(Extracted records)
►
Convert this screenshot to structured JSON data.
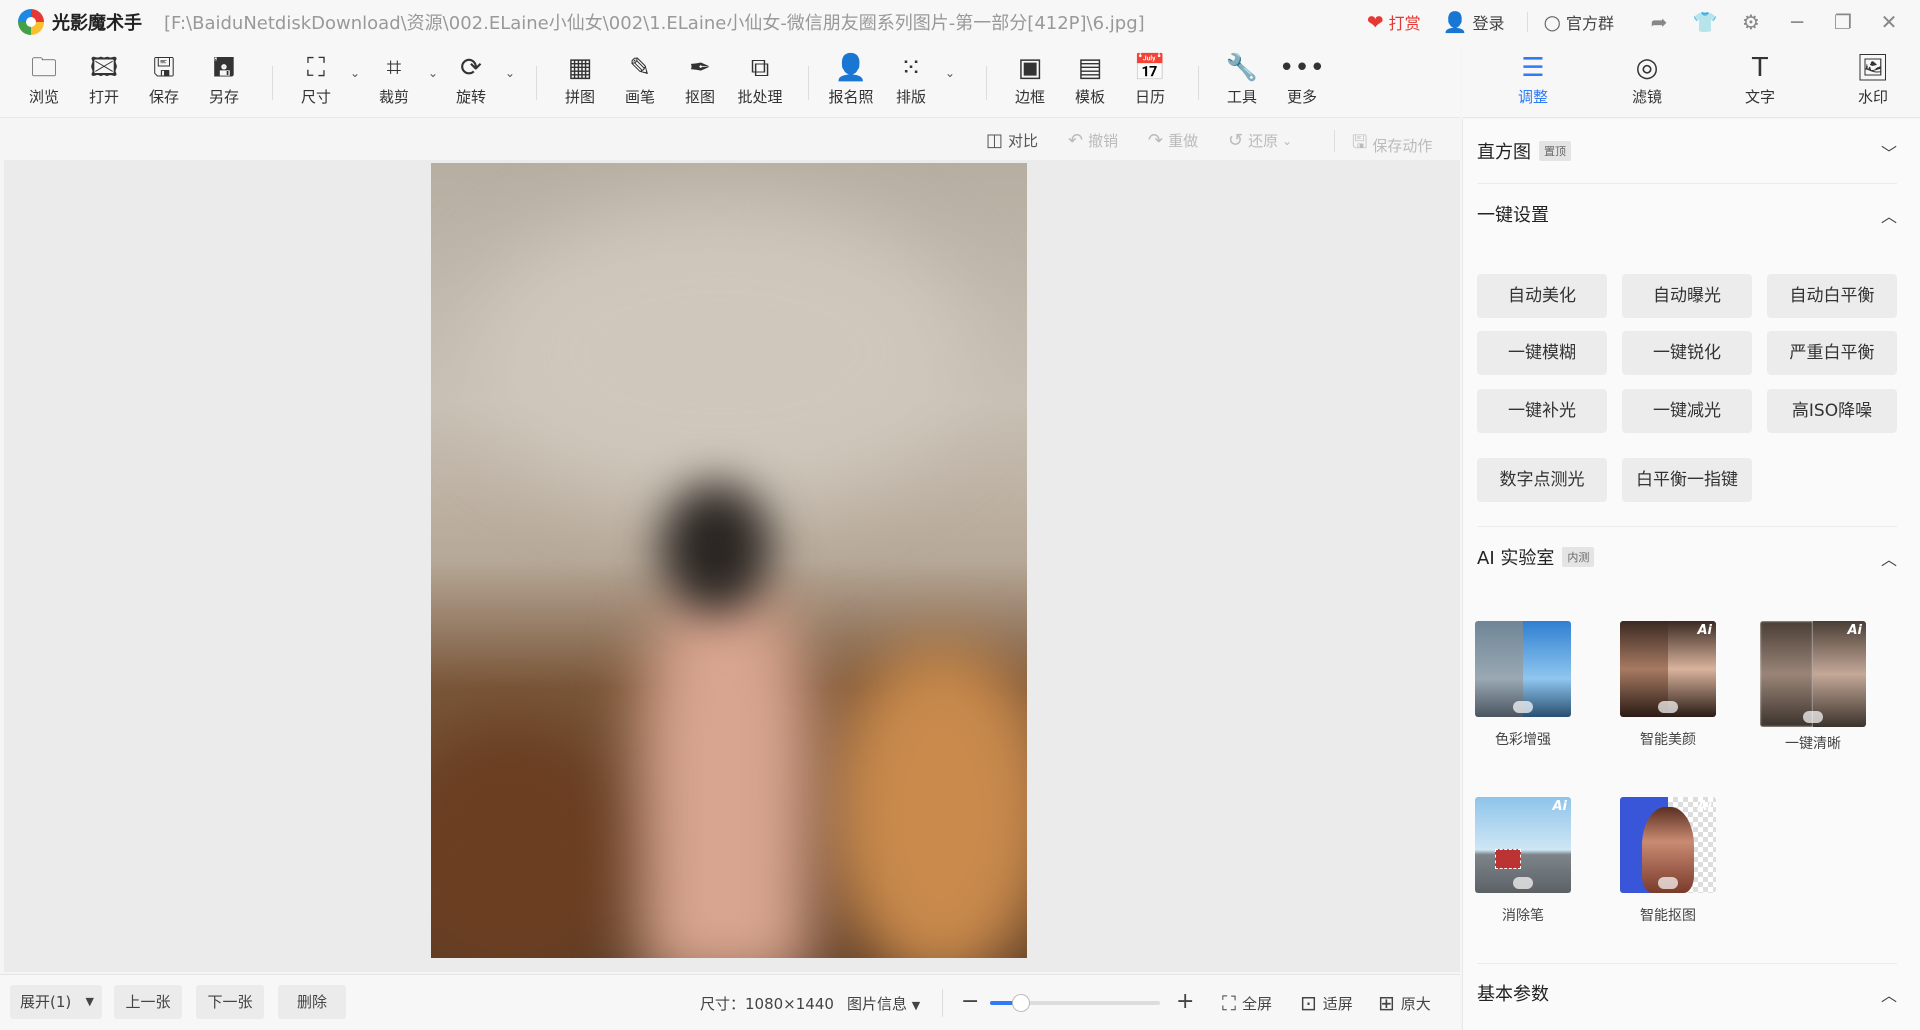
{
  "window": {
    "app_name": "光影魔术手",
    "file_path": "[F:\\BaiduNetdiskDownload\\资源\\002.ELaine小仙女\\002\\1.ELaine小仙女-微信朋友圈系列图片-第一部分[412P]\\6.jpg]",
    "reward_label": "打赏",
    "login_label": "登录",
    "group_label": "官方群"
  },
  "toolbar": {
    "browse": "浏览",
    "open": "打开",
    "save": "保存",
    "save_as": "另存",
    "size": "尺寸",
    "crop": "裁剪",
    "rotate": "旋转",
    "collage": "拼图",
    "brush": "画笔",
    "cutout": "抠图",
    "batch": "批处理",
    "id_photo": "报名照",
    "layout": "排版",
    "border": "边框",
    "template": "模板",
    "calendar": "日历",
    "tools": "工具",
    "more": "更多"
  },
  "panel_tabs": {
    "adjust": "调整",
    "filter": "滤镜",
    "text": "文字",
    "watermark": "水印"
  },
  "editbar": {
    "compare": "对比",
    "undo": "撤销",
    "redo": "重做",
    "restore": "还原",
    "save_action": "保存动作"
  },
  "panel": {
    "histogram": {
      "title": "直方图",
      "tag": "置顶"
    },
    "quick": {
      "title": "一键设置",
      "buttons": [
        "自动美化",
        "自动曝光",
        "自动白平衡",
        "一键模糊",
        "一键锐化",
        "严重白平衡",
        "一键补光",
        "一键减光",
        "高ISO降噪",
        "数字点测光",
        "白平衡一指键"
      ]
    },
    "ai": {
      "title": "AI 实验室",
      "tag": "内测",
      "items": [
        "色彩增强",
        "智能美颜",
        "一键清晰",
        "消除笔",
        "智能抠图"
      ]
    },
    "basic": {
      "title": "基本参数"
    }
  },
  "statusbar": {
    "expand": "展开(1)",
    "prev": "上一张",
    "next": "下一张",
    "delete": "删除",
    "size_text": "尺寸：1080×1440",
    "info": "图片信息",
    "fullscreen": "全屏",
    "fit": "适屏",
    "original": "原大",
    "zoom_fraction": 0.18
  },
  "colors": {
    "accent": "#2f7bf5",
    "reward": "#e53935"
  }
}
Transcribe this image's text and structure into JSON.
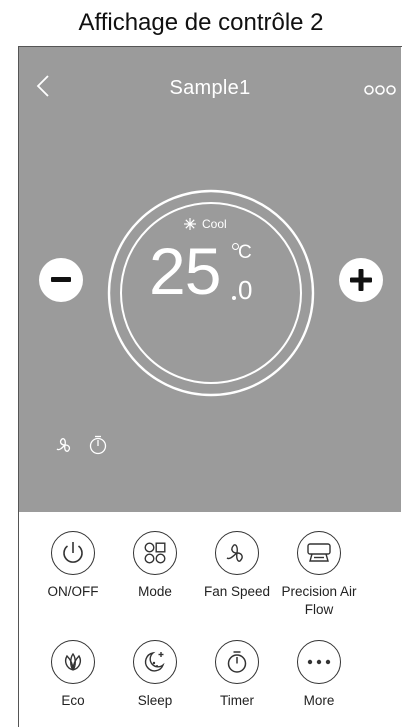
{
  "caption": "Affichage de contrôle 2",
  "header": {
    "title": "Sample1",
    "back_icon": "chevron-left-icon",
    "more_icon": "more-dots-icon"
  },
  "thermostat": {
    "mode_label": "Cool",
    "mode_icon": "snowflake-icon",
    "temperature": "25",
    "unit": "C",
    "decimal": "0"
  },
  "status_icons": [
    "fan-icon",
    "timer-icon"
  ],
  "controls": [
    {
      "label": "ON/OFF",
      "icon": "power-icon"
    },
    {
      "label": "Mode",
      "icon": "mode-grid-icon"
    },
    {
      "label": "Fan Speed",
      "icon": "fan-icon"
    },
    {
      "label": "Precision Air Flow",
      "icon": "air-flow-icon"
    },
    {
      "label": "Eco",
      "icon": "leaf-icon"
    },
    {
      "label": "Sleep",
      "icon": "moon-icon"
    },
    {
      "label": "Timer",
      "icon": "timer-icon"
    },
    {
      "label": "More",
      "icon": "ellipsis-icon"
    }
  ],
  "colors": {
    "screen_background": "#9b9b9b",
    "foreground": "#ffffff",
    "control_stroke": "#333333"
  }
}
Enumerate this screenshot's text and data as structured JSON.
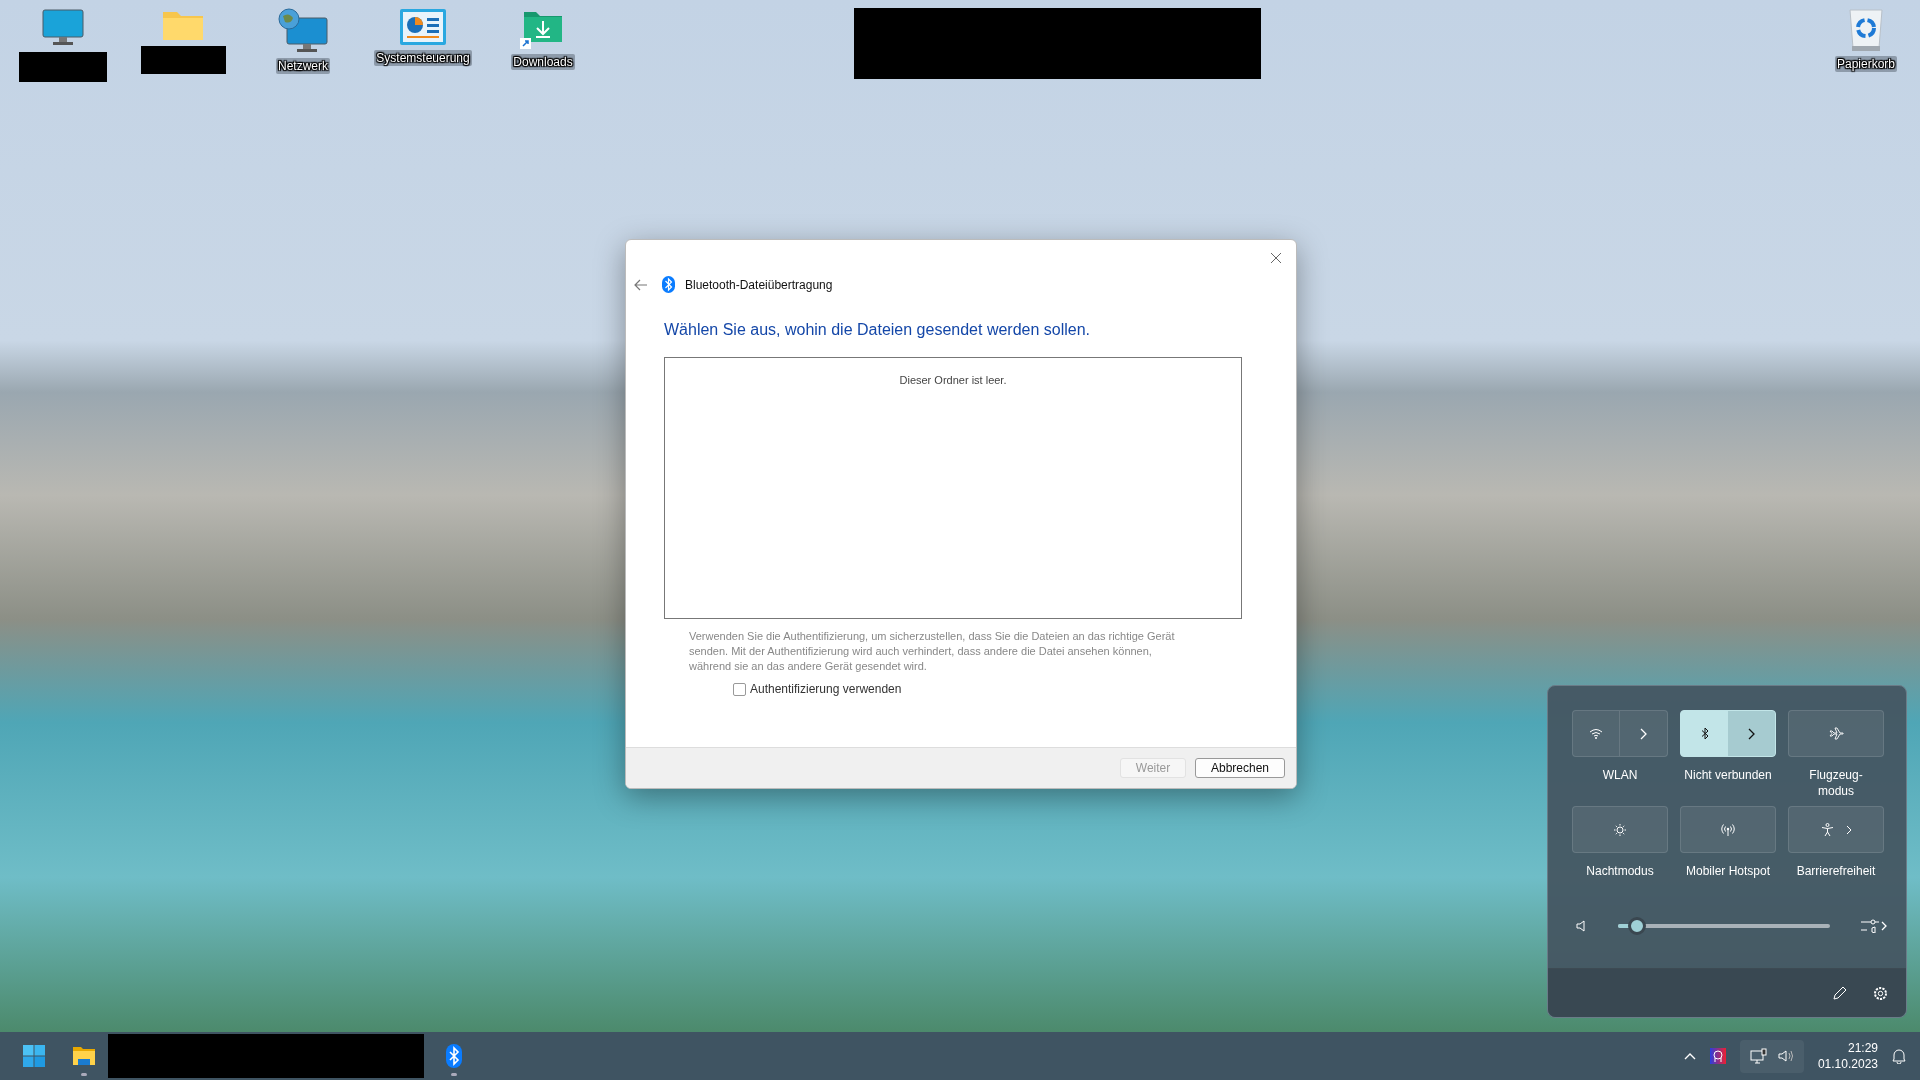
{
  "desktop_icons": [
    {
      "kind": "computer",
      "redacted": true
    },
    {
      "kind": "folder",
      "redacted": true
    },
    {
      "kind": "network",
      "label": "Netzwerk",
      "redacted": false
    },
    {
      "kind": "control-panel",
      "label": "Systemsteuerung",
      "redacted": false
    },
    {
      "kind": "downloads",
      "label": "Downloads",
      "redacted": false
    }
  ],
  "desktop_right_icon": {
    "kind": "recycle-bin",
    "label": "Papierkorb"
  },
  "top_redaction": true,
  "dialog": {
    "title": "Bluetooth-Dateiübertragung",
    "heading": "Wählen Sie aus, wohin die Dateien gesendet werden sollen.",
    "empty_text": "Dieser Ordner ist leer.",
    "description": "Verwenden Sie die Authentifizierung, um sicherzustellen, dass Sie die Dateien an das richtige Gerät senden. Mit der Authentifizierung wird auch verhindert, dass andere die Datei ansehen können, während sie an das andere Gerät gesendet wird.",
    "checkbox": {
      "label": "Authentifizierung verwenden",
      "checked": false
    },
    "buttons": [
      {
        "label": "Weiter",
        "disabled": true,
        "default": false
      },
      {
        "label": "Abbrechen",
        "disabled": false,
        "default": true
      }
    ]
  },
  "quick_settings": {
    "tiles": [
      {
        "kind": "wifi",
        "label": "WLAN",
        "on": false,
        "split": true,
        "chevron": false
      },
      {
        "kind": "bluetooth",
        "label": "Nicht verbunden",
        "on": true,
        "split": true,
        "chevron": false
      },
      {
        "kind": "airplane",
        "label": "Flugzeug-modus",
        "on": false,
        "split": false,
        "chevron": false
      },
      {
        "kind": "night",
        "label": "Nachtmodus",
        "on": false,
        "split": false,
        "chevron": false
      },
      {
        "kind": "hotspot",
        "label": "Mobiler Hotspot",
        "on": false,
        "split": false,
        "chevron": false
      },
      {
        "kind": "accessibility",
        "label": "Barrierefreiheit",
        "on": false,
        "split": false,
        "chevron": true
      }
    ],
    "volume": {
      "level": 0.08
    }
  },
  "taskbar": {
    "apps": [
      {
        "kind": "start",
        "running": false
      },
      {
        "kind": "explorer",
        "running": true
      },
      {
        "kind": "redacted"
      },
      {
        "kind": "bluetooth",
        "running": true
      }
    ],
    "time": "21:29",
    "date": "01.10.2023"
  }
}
◄
EXERCISE INSTRUCTIONS — Please transcribe the material above exactly as written. Leave the pictures out.

RESULT OF THIS EXERCISE —
Convert this screenshot to structured JSON data.
{
  "window": {
    "app_name": "光影魔术手",
    "file_path": "[F:\\BaiduNetdiskDownload\\资源\\002.ELaine小仙女\\002\\1.ELaine小仙女-微信朋友圈系列图片-第一部分[412P]\\6.jpg]",
    "reward_label": "打赏",
    "login_label": "登录",
    "group_label": "官方群"
  },
  "toolbar": {
    "browse": "浏览",
    "open": "打开",
    "save": "保存",
    "save_as": "另存",
    "size": "尺寸",
    "crop": "裁剪",
    "rotate": "旋转",
    "collage": "拼图",
    "brush": "画笔",
    "cutout": "抠图",
    "batch": "批处理",
    "id_photo": "报名照",
    "layout": "排版",
    "border": "边框",
    "template": "模板",
    "calendar": "日历",
    "tools": "工具",
    "more": "更多"
  },
  "panel_tabs": {
    "adjust": "调整",
    "filter": "滤镜",
    "text": "文字",
    "watermark": "水印"
  },
  "editbar": {
    "compare": "对比",
    "undo": "撤销",
    "redo": "重做",
    "restore": "还原",
    "save_action": "保存动作"
  },
  "panel": {
    "histogram": {
      "title": "直方图",
      "tag": "置顶"
    },
    "quick": {
      "title": "一键设置",
      "buttons": [
        "自动美化",
        "自动曝光",
        "自动白平衡",
        "一键模糊",
        "一键锐化",
        "严重白平衡",
        "一键补光",
        "一键减光",
        "高ISO降噪",
        "数字点测光",
        "白平衡一指键"
      ]
    },
    "ai": {
      "title": "AI 实验室",
      "tag": "内测",
      "items": [
        "色彩增强",
        "智能美颜",
        "一键清晰",
        "消除笔",
        "智能抠图"
      ]
    },
    "basic": {
      "title": "基本参数"
    }
  },
  "statusbar": {
    "expand": "展开(1)",
    "prev": "上一张",
    "next": "下一张",
    "delete": "删除",
    "size_text": "尺寸：1080×1440",
    "info": "图片信息",
    "fullscreen": "全屏",
    "fit": "适屏",
    "original": "原大",
    "zoom_fraction": 0.18
  },
  "colors": {
    "accent": "#2f7bf5",
    "reward": "#e53935"
  }
}
Transcribe this image's text and structure into JSON.
{
  "caption": "Affichage de contrôle 2",
  "header": {
    "title": "Sample1",
    "back_icon": "chevron-left-icon",
    "more_icon": "more-dots-icon"
  },
  "thermostat": {
    "mode_label": "Cool",
    "mode_icon": "snowflake-icon",
    "temperature": "25",
    "unit": "C",
    "decimal": "0"
  },
  "status_icons": [
    "fan-icon",
    "timer-icon"
  ],
  "controls": [
    {
      "label": "ON/OFF",
      "icon": "power-icon"
    },
    {
      "label": "Mode",
      "icon": "mode-grid-icon"
    },
    {
      "label": "Fan Speed",
      "icon": "fan-icon"
    },
    {
      "label": "Precision Air Flow",
      "icon": "air-flow-icon"
    },
    {
      "label": "Eco",
      "icon": "leaf-icon"
    },
    {
      "label": "Sleep",
      "icon": "moon-icon"
    },
    {
      "label": "Timer",
      "icon": "timer-icon"
    },
    {
      "label": "More",
      "icon": "ellipsis-icon"
    }
  ],
  "colors": {
    "screen_background": "#9b9b9b",
    "foreground": "#ffffff",
    "control_stroke": "#333333"
  }
}
Enumerate this screenshot's text and data as structured JSON.
{
  "desktop_icons": [
    {
      "kind": "computer",
      "redacted": true
    },
    {
      "kind": "folder",
      "redacted": true
    },
    {
      "kind": "network",
      "label": "Netzwerk",
      "redacted": false
    },
    {
      "kind": "control-panel",
      "label": "Systemsteuerung",
      "redacted": false
    },
    {
      "kind": "downloads",
      "label": "Downloads",
      "redacted": false
    }
  ],
  "desktop_right_icon": {
    "kind": "recycle-bin",
    "label": "Papierkorb"
  },
  "top_redaction": true,
  "dialog": {
    "title": "Bluetooth-Dateiübertragung",
    "heading": "Wählen Sie aus, wohin die Dateien gesendet werden sollen.",
    "empty_text": "Dieser Ordner ist leer.",
    "description": "Verwenden Sie die Authentifizierung, um sicherzustellen, dass Sie die Dateien an das richtige Gerät senden. Mit der Authentifizierung wird auch verhindert, dass andere die Datei ansehen können, während sie an das andere Gerät gesendet wird.",
    "checkbox": {
      "label": "Authentifizierung verwenden",
      "checked": false
    },
    "buttons": [
      {
        "label": "Weiter",
        "disabled": true,
        "default": false
      },
      {
        "label": "Abbrechen",
        "disabled": false,
        "default": true
      }
    ]
  },
  "quick_settings": {
    "tiles": [
      {
        "kind": "wifi",
        "label": "WLAN",
        "on": false,
        "split": true,
        "chevron": false
      },
      {
        "kind": "bluetooth",
        "label": "Nicht verbunden",
        "on": true,
        "split": true,
        "chevron": false
      },
      {
        "kind": "airplane",
        "label": "Flugzeug-modus",
        "on": false,
        "split": false,
        "chevron": false
      },
      {
        "kind": "night",
        "label": "Nachtmodus",
        "on": false,
        "split": false,
        "chevron": false
      },
      {
        "kind": "hotspot",
        "label": "Mobiler Hotspot",
        "on": false,
        "split": false,
        "chevron": false
      },
      {
        "kind": "accessibility",
        "label": "Barrierefreiheit",
        "on": false,
        "split": false,
        "chevron": true
      }
    ],
    "volume": {
      "level": 0.08
    }
  },
  "taskbar": {
    "apps": [
      {
        "kind": "start",
        "running": false
      },
      {
        "kind": "explorer",
        "running": true
      },
      {
        "kind": "redacted"
      },
      {
        "kind": "bluetooth",
        "running": true
      }
    ],
    "time": "21:29",
    "date": "01.10.2023"
  }
}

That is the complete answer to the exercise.